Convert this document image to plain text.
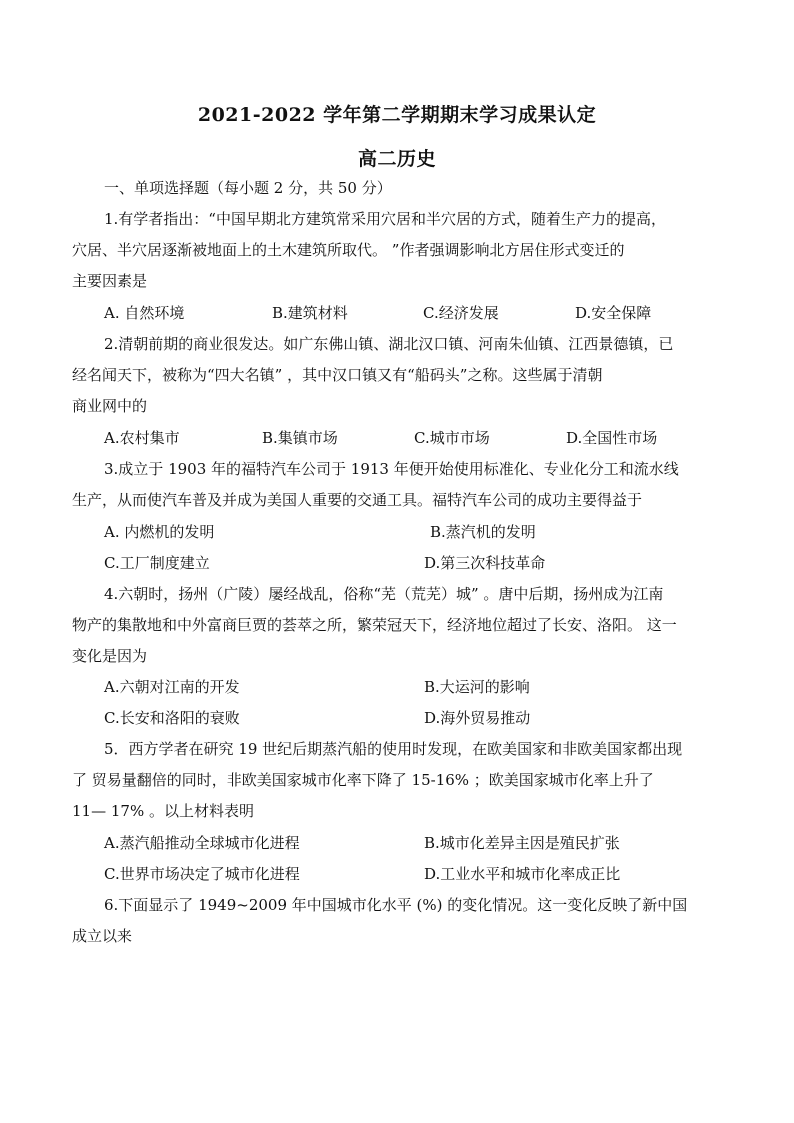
2021-2022 学年第二学期期末学习成果认定
高二历史
一、单项选择题（每小题 2 分，共 50 分）
1.有学者指出：“中国早期北方建筑常采用穴居和半穴居的方式，随着生产力的提高，
穴居、半穴居逐渐被地面上的土木建筑所取代。 ”作者强调影响北方居住形式变迁的
主要因素是
A. 自然环境	B.建筑材料	C.经济发展	D.安全保障
2.清朝前期的商业很发达。如广东佛山镇、湖北汉口镇、河南朱仙镇、江西景德镇，已
经名闻天下，被称为“四大名镇” ，其中汉口镇又有“船码头”之称。这些属于清朝
商业网中的
A.农村集市	B.集镇市场	C.城市市场	D.全国性市场
3.成立于 1903 年的福特汽车公司于 1913 年便开始使用标准化、专业化分工和流水线
生产，从而使汽车普及并成为美国人重要的交通工具。福特汽车公司的成功主要得益于
A. 内燃机的发明	B.蒸汽机的发明
C.工厂制度建立	D.第三次科技革命
4.六朝时，扬州（广陵）屡经战乱，俗称“芜（荒芜）城” 。唐中后期，扬州成为江南
物产的集散地和中外富商巨贾的荟萃之所，繁荣冠天下，经济地位超过了长安、洛阳。 这一
变化是因为
A.六朝对江南的开发	B.大运河的影响
C.长安和洛阳的衰败	D.海外贸易推动
5．西方学者在研究 19 世纪后期蒸汽船的使用时发现，在欧美国家和非欧美国家都出现
了 贸易量翻倍的同时，非欧美国家城市化率下降了 15-16% ；欧美国家城市化率上升了
11— 17% 。以上材料表明
A.蒸汽船推动全球城市化进程	B.城市化差异主因是殖民扩张
C.世界市场决定了城市化进程	D.工业水平和城市化率成正比
6.下面显示了 1949~2009 年中国城市化水平 (%) 的变化情况。这一变化反映了新中国
成立以来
:::::
**TASK GOAL:**
The records above need to be given again exactly. Omit the pictures.

**FULL SOLUTION:**
Convert this document image to plain text.
2021-2022 学年第二学期期末学习成果认定
高二历史
一、单项选择题（每小题 2 分，共 50 分）
1.有学者指出：“中国早期北方建筑常采用穴居和半穴居的方式，随着生产力的提高，
穴居、半穴居逐渐被地面上的土木建筑所取代。 ”作者强调影响北方居住形式变迁的
主要因素是
A. 自然环境	B.建筑材料	C.经济发展	D.安全保障
2.清朝前期的商业很发达。如广东佛山镇、湖北汉口镇、河南朱仙镇、江西景德镇，已
经名闻天下，被称为“四大名镇” ，其中汉口镇又有“船码头”之称。这些属于清朝
商业网中的
A.农村集市	B.集镇市场	C.城市市场	D.全国性市场
3.成立于 1903 年的福特汽车公司于 1913 年便开始使用标准化、专业化分工和流水线
生产，从而使汽车普及并成为美国人重要的交通工具。福特汽车公司的成功主要得益于
A. 内燃机的发明	B.蒸汽机的发明
C.工厂制度建立	D.第三次科技革命
4.六朝时，扬州（广陵）屡经战乱，俗称“芜（荒芜）城” 。唐中后期，扬州成为江南
物产的集散地和中外富商巨贾的荟萃之所，繁荣冠天下，经济地位超过了长安、洛阳。 这一
变化是因为
A.六朝对江南的开发	B.大运河的影响
C.长安和洛阳的衰败	D.海外贸易推动
5．西方学者在研究 19 世纪后期蒸汽船的使用时发现，在欧美国家和非欧美国家都出现
了 贸易量翻倍的同时，非欧美国家城市化率下降了 15-16% ；欧美国家城市化率上升了
11— 17% 。以上材料表明
A.蒸汽船推动全球城市化进程	B.城市化差异主因是殖民扩张
C.世界市场决定了城市化进程	D.工业水平和城市化率成正比
6.下面显示了 1949~2009 年中国城市化水平 (%) 的变化情况。这一变化反映了新中国
成立以来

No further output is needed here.